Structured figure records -
★ ★ ★

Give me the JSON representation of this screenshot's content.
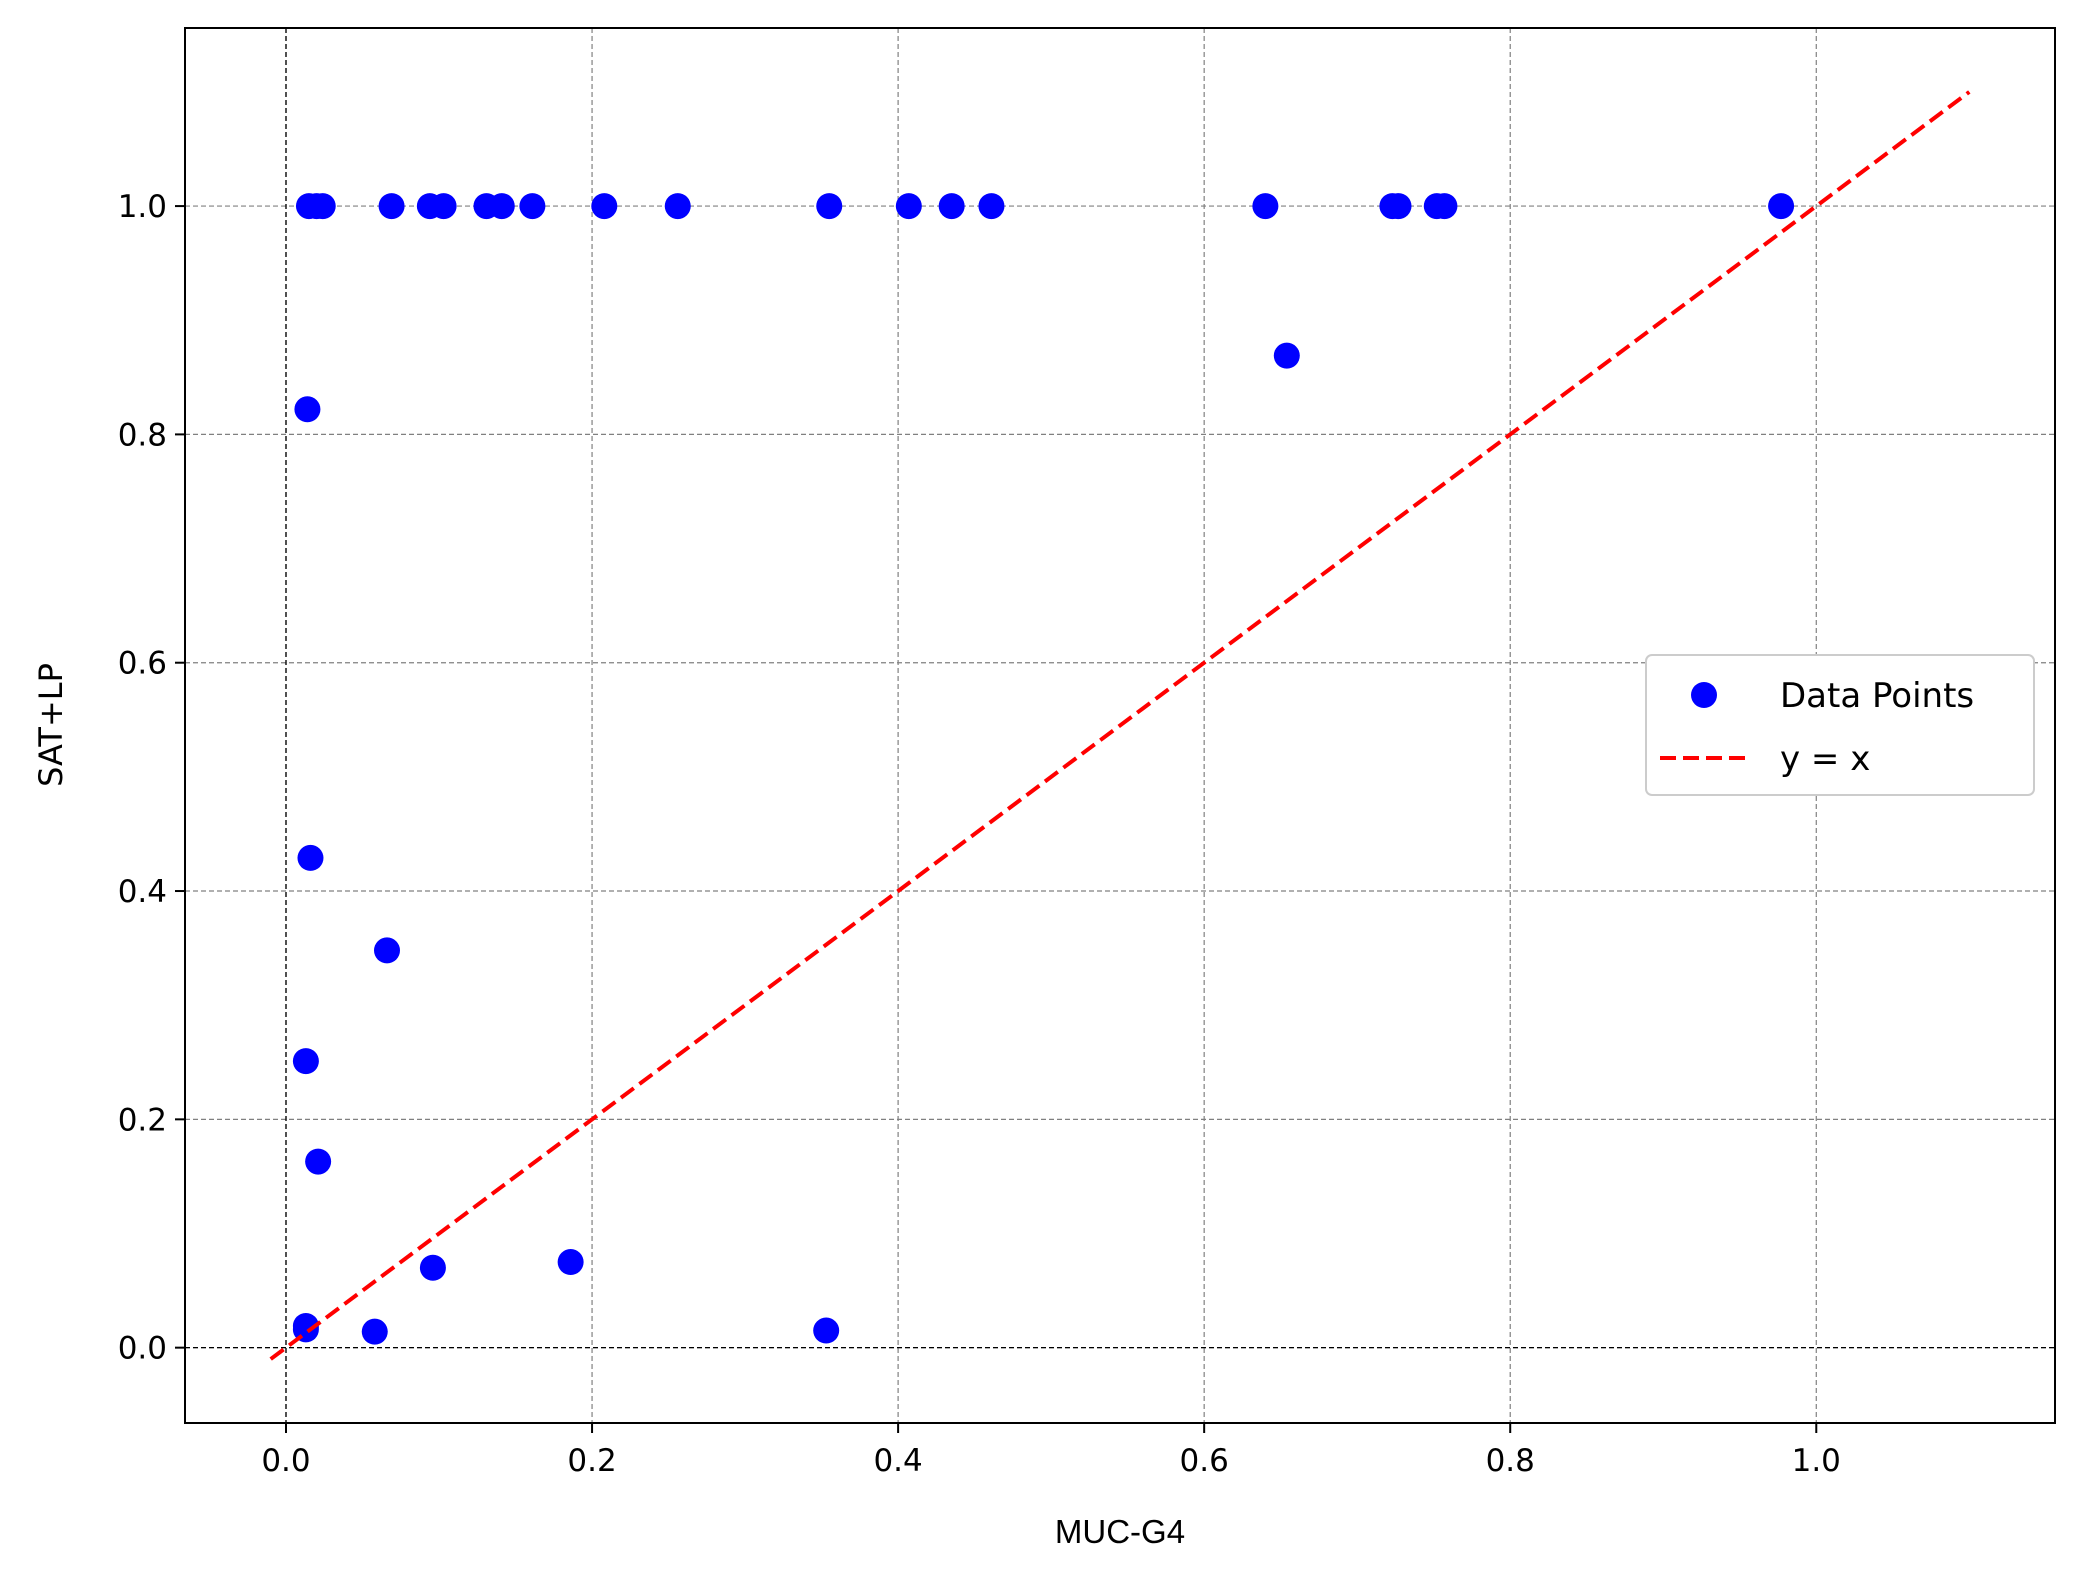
{
  "chart_data": {
    "type": "scatter",
    "title": "",
    "xlabel": "MUC-G4",
    "ylabel": "SAT+LP",
    "xlim": [
      -0.066,
      1.156
    ],
    "ylim": [
      -0.066,
      1.156
    ],
    "xticks": [
      0.0,
      0.2,
      0.4,
      0.6,
      0.8,
      1.0
    ],
    "yticks": [
      0.0,
      0.2,
      0.4,
      0.6,
      0.8,
      1.0
    ],
    "xtick_labels": [
      "0.0",
      "0.2",
      "0.4",
      "0.6",
      "0.8",
      "1.0"
    ],
    "ytick_labels": [
      "0.0",
      "0.2",
      "0.4",
      "0.6",
      "0.8",
      "1.0"
    ],
    "grid": true,
    "legend_position": "right",
    "series": [
      {
        "name": "Data Points",
        "kind": "scatter",
        "color": "#0000ff",
        "points": [
          [
            0.015,
            1.0
          ],
          [
            0.02,
            1.0
          ],
          [
            0.024,
            1.0
          ],
          [
            0.069,
            1.0
          ],
          [
            0.094,
            1.0
          ],
          [
            0.103,
            1.0
          ],
          [
            0.131,
            1.0
          ],
          [
            0.141,
            1.0
          ],
          [
            0.161,
            1.0
          ],
          [
            0.208,
            1.0
          ],
          [
            0.256,
            1.0
          ],
          [
            0.355,
            1.0
          ],
          [
            0.407,
            1.0
          ],
          [
            0.435,
            1.0
          ],
          [
            0.461,
            1.0
          ],
          [
            0.64,
            1.0
          ],
          [
            0.723,
            1.0
          ],
          [
            0.727,
            1.0
          ],
          [
            0.752,
            1.0
          ],
          [
            0.757,
            1.0
          ],
          [
            0.977,
            1.0
          ],
          [
            0.654,
            0.869
          ],
          [
            0.014,
            0.822
          ],
          [
            0.016,
            0.429
          ],
          [
            0.066,
            0.348
          ],
          [
            0.013,
            0.251
          ],
          [
            0.021,
            0.163
          ],
          [
            0.013,
            0.019
          ],
          [
            0.013,
            0.016
          ],
          [
            0.058,
            0.014
          ],
          [
            0.096,
            0.07
          ],
          [
            0.186,
            0.075
          ],
          [
            0.353,
            0.015
          ]
        ]
      },
      {
        "name": "y = x",
        "kind": "line",
        "color": "#ff0000",
        "dashed": true,
        "points": [
          [
            -0.01,
            -0.01
          ],
          [
            1.1,
            1.1
          ]
        ]
      }
    ]
  }
}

★ ★ ★

From the records given above, reproduce all text exactly and exclude each picture.

Give me the JSON representation of this screenshot's content.
{
  "chart_data": {
    "type": "scatter",
    "title": "",
    "xlabel": "MUC-G4",
    "ylabel": "SAT+LP",
    "xlim": [
      -0.066,
      1.156
    ],
    "ylim": [
      -0.066,
      1.156
    ],
    "xticks": [
      0.0,
      0.2,
      0.4,
      0.6,
      0.8,
      1.0
    ],
    "yticks": [
      0.0,
      0.2,
      0.4,
      0.6,
      0.8,
      1.0
    ],
    "xtick_labels": [
      "0.0",
      "0.2",
      "0.4",
      "0.6",
      "0.8",
      "1.0"
    ],
    "ytick_labels": [
      "0.0",
      "0.2",
      "0.4",
      "0.6",
      "0.8",
      "1.0"
    ],
    "grid": true,
    "legend_position": "right",
    "series": [
      {
        "name": "Data Points",
        "kind": "scatter",
        "color": "#0000ff",
        "points": [
          [
            0.015,
            1.0
          ],
          [
            0.02,
            1.0
          ],
          [
            0.024,
            1.0
          ],
          [
            0.069,
            1.0
          ],
          [
            0.094,
            1.0
          ],
          [
            0.103,
            1.0
          ],
          [
            0.131,
            1.0
          ],
          [
            0.141,
            1.0
          ],
          [
            0.161,
            1.0
          ],
          [
            0.208,
            1.0
          ],
          [
            0.256,
            1.0
          ],
          [
            0.355,
            1.0
          ],
          [
            0.407,
            1.0
          ],
          [
            0.435,
            1.0
          ],
          [
            0.461,
            1.0
          ],
          [
            0.64,
            1.0
          ],
          [
            0.723,
            1.0
          ],
          [
            0.727,
            1.0
          ],
          [
            0.752,
            1.0
          ],
          [
            0.757,
            1.0
          ],
          [
            0.977,
            1.0
          ],
          [
            0.654,
            0.869
          ],
          [
            0.014,
            0.822
          ],
          [
            0.016,
            0.429
          ],
          [
            0.066,
            0.348
          ],
          [
            0.013,
            0.251
          ],
          [
            0.021,
            0.163
          ],
          [
            0.013,
            0.019
          ],
          [
            0.013,
            0.016
          ],
          [
            0.058,
            0.014
          ],
          [
            0.096,
            0.07
          ],
          [
            0.186,
            0.075
          ],
          [
            0.353,
            0.015
          ]
        ]
      },
      {
        "name": "y = x",
        "kind": "line",
        "color": "#ff0000",
        "dashed": true,
        "points": [
          [
            -0.01,
            -0.01
          ],
          [
            1.1,
            1.1
          ]
        ]
      }
    ]
  }
}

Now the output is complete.